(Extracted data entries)
(begin)
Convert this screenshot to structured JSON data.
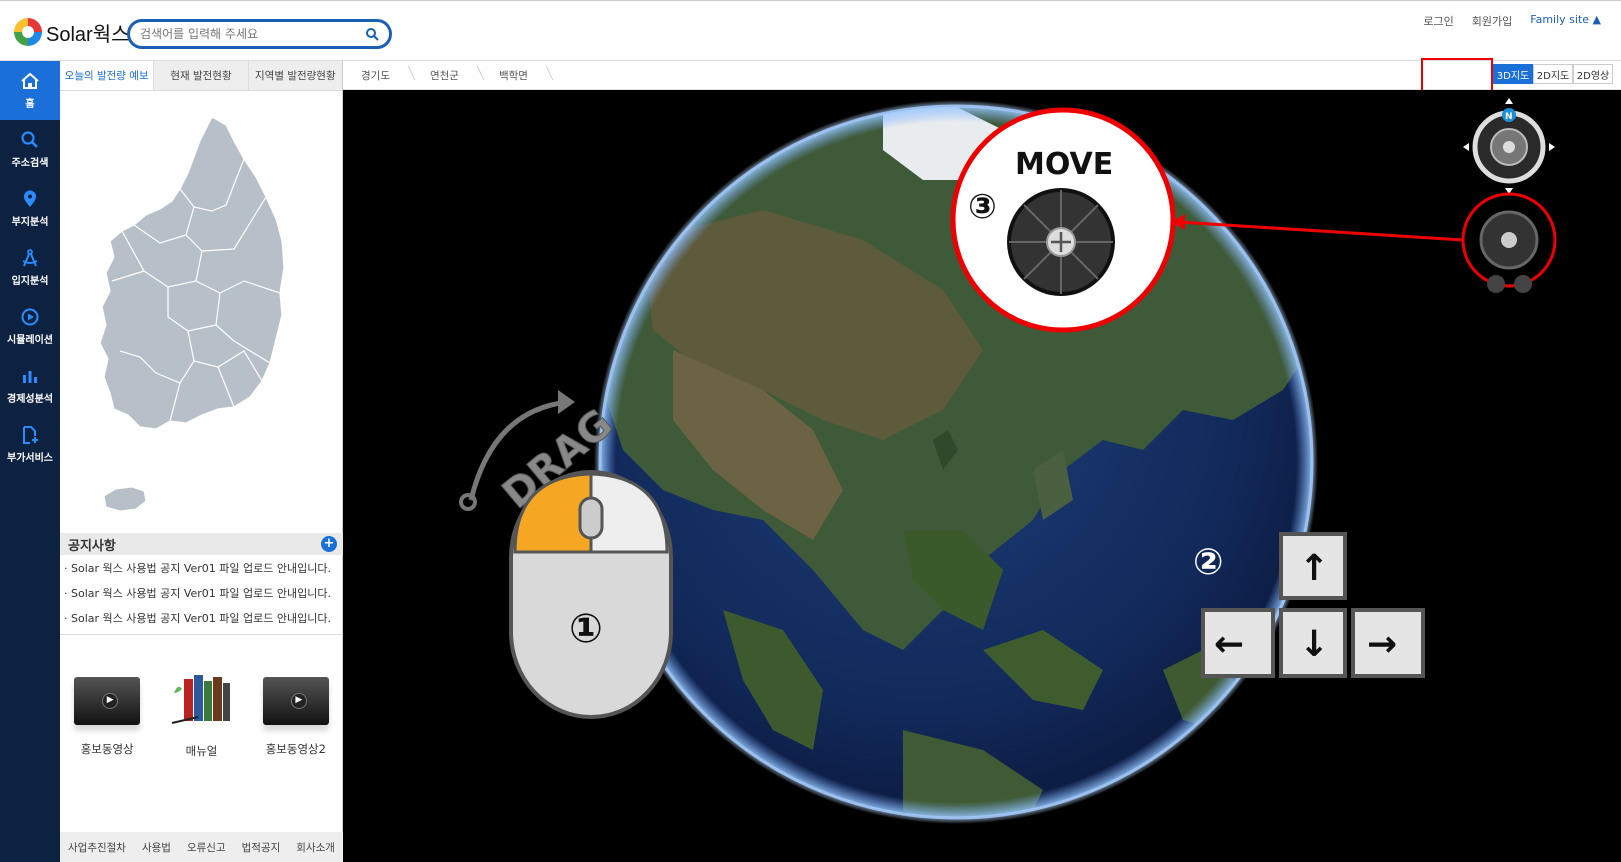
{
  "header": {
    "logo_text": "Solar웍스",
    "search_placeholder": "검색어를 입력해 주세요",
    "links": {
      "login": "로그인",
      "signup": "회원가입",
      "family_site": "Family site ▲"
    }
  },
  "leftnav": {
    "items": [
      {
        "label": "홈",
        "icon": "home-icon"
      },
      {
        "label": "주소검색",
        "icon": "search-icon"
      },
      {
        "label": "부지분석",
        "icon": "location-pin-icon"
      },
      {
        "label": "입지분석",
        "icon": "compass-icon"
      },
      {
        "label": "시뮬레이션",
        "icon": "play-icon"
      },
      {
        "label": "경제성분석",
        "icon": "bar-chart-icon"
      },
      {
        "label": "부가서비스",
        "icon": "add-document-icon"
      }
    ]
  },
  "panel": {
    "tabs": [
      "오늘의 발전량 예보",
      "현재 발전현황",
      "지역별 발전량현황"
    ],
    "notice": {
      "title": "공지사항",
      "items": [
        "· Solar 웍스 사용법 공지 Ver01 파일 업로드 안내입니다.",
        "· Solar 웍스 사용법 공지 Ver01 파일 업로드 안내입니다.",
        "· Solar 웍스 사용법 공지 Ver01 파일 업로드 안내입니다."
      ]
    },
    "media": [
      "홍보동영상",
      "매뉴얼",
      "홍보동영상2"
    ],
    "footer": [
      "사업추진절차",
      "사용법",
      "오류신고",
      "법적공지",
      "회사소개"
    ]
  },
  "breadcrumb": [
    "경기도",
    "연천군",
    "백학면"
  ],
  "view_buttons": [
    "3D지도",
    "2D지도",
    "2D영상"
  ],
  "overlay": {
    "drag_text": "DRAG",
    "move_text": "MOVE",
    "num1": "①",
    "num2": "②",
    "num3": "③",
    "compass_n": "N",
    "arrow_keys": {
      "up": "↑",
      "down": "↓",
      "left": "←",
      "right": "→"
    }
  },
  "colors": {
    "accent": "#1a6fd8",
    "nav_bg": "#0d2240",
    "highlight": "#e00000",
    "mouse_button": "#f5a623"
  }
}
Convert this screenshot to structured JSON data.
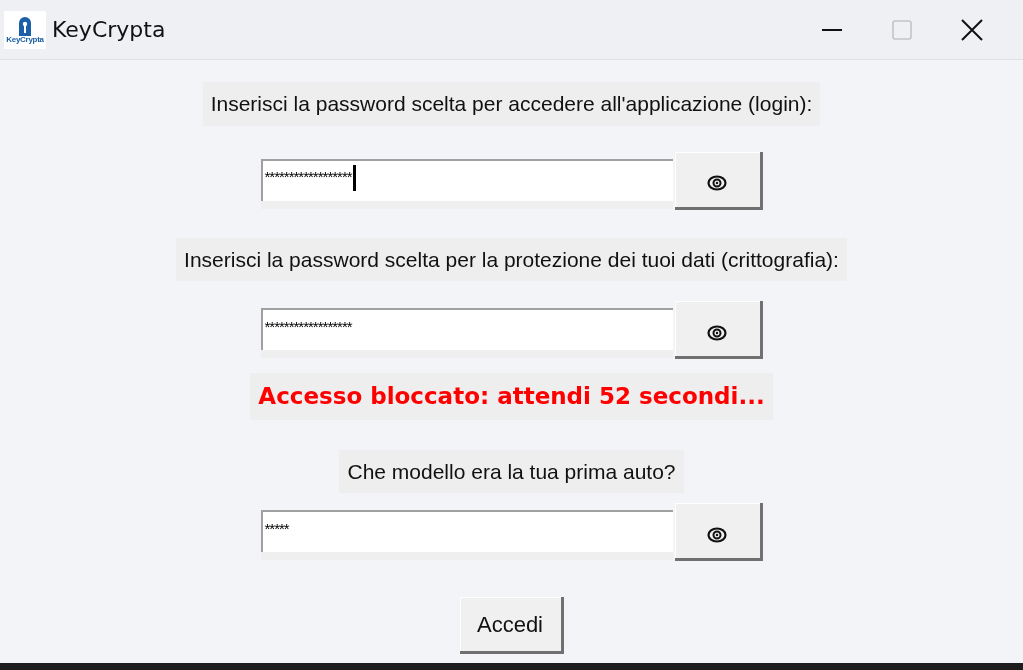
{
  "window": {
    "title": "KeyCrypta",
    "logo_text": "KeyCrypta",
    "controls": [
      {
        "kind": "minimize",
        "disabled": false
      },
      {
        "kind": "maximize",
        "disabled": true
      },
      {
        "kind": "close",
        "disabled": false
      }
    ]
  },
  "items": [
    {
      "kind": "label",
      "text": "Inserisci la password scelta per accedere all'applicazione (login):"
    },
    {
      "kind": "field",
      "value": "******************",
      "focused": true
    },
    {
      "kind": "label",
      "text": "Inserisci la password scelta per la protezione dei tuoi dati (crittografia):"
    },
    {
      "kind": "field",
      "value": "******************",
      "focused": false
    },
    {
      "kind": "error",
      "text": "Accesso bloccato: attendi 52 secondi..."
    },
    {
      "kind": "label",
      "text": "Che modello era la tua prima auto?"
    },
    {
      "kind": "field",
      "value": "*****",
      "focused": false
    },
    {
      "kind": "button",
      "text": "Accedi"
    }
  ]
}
(end)
Short task. Out of the records, collect only those lines that contain the string "scelta".

Written solution.
      "text": "Inserisci la password scelta per accedere all'applicazione (login):"
      "text": "Inserisci la password scelta per la protezione dei tuoi dati (crittografia):"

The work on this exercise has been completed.